-- START OF Records --

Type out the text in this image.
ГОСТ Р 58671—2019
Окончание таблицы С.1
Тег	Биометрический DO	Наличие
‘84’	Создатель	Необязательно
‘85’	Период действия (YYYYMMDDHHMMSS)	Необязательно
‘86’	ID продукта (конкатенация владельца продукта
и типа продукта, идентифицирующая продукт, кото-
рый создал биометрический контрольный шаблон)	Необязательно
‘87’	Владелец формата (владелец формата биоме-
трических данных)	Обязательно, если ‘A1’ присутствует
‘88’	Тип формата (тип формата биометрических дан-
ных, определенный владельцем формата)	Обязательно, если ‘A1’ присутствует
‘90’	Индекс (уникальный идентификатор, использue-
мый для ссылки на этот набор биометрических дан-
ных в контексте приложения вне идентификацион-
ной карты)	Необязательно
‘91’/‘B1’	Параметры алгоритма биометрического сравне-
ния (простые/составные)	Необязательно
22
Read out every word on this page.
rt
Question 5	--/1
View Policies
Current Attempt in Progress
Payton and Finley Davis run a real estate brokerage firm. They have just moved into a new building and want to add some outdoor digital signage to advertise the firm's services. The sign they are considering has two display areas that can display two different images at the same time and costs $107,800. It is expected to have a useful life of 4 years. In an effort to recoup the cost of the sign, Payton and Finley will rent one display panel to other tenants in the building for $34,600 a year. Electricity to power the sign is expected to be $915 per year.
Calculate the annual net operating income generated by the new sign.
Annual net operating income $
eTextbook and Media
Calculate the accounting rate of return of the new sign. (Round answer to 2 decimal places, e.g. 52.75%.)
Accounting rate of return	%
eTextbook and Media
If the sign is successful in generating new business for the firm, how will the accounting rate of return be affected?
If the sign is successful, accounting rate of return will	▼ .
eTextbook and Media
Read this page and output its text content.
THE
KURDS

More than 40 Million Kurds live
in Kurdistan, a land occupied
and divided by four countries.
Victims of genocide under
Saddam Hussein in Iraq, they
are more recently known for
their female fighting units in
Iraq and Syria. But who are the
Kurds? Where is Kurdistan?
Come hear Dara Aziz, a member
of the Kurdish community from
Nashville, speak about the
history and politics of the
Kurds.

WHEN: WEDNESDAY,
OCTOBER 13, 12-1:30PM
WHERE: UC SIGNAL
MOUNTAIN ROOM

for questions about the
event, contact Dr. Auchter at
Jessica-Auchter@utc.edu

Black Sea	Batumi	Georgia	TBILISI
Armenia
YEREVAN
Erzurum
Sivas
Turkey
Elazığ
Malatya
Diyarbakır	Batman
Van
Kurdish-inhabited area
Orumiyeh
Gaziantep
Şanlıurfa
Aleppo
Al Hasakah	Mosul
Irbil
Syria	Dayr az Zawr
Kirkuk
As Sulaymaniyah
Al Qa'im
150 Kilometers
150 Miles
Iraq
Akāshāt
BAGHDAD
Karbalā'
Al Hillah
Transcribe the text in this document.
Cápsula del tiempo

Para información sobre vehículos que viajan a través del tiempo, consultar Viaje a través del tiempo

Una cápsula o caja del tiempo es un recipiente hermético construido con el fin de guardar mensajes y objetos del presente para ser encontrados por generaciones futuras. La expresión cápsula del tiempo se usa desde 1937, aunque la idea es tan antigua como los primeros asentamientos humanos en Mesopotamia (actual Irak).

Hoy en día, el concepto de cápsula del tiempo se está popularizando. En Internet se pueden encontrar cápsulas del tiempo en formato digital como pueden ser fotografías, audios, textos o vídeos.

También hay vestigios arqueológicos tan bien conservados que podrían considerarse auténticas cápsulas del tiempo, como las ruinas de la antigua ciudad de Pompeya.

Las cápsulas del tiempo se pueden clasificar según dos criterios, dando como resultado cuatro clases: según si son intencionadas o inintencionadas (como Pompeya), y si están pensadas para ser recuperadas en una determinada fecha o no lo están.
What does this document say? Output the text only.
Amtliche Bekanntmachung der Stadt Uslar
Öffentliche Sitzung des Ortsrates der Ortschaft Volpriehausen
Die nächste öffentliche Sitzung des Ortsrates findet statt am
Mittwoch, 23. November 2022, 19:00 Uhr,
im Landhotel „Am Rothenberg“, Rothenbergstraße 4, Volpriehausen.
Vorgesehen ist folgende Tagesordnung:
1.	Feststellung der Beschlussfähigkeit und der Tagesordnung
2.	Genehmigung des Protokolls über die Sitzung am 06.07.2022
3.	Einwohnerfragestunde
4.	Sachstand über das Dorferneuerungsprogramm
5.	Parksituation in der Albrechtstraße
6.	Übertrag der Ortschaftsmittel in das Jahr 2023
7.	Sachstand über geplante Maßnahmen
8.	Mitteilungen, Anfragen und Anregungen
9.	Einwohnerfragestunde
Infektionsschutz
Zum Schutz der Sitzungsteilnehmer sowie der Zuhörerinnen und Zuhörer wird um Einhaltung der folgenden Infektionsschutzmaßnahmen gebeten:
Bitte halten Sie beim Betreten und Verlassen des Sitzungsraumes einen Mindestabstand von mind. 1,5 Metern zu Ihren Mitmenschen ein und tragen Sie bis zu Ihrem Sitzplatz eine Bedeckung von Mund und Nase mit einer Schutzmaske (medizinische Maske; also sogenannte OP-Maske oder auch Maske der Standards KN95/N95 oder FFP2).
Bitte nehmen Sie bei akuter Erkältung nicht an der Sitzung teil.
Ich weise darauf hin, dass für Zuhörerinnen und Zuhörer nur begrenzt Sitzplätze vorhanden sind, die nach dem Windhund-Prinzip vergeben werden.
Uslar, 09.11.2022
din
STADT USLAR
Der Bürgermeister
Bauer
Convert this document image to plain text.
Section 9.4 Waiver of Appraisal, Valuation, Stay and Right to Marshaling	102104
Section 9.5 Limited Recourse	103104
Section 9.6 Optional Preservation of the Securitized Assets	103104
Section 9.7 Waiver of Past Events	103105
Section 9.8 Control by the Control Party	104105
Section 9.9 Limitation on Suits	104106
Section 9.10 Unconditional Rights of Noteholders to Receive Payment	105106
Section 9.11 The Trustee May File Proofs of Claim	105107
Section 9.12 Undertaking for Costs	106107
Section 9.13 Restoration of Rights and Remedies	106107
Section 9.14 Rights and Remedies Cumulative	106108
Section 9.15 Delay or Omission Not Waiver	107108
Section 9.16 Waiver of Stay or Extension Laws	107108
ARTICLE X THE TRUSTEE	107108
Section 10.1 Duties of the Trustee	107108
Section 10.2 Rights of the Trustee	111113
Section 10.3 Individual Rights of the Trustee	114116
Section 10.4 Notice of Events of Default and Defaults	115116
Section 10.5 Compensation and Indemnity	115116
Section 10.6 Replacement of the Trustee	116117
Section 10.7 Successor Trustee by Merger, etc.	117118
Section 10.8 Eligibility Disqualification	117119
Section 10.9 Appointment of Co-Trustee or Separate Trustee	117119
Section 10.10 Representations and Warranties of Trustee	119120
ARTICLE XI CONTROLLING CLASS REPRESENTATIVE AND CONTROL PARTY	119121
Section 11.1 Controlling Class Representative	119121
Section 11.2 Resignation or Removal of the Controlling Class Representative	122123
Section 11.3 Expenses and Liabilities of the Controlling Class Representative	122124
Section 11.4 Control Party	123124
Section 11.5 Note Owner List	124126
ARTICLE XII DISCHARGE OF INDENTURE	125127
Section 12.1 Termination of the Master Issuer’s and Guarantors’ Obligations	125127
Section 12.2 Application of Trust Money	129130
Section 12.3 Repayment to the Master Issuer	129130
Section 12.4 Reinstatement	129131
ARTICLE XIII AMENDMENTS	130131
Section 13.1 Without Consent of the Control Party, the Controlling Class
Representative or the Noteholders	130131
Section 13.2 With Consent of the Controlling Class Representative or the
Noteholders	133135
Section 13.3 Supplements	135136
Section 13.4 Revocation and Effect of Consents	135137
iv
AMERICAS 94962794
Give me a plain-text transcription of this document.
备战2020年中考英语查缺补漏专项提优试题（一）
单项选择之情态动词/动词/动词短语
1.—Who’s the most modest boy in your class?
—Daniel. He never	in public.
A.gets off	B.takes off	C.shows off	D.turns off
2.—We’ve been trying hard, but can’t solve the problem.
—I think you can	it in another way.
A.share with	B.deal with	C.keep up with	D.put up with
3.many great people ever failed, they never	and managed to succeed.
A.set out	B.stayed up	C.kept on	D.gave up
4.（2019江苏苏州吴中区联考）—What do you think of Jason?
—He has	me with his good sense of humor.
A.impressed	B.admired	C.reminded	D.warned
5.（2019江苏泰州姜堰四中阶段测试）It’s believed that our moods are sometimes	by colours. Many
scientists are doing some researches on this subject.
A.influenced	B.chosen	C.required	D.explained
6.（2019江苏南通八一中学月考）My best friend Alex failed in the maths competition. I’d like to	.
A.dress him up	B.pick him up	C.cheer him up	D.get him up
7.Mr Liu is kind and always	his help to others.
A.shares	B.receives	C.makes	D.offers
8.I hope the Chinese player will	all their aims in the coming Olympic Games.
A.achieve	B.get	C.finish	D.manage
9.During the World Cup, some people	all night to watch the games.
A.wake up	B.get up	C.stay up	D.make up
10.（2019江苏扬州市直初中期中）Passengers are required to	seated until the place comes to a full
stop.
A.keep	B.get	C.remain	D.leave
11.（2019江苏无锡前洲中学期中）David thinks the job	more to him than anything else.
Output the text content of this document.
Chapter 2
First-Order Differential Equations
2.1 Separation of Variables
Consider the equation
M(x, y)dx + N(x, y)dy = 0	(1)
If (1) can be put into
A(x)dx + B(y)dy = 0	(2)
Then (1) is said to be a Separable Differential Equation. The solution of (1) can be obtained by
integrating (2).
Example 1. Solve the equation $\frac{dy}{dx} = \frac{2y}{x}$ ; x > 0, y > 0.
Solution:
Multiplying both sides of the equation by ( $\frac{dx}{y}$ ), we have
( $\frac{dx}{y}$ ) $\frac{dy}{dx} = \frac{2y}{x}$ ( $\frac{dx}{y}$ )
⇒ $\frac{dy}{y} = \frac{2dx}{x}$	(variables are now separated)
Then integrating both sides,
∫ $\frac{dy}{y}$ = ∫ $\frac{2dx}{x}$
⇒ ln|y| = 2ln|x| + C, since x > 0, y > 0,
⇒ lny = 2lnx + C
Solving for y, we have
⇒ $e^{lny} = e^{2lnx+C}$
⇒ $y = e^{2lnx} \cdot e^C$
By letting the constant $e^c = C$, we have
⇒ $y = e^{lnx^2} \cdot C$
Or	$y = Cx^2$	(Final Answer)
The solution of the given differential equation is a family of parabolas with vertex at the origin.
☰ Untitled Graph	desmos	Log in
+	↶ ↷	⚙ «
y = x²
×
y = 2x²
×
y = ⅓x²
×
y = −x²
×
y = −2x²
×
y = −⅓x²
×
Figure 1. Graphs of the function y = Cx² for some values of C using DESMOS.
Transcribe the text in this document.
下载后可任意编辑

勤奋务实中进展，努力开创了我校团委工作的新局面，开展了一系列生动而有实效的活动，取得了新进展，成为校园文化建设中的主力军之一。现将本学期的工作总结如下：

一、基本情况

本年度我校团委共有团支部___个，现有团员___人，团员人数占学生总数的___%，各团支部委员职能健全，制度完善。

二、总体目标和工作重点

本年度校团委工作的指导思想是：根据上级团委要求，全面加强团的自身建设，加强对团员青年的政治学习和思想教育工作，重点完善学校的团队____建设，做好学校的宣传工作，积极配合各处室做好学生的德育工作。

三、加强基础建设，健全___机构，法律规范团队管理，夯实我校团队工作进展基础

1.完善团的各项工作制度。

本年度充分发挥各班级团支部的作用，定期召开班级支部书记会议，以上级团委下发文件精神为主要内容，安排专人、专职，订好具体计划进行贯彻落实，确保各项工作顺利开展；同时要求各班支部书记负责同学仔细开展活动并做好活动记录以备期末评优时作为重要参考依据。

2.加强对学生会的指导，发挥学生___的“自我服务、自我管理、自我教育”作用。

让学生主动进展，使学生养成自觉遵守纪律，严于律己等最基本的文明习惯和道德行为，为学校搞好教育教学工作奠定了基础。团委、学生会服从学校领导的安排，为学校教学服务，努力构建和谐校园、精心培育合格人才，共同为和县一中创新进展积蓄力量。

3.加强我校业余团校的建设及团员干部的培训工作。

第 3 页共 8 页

-- END OF Records --

> _What the task requires_:
Gather each line of the listing containing the word "если" and show it.

> _Result of this task_:
трических данных)	Обязательно, если ‘A1’ присутствует
ных, определенный владельцем формата)	Обязательно, если ‘A1’ присутствует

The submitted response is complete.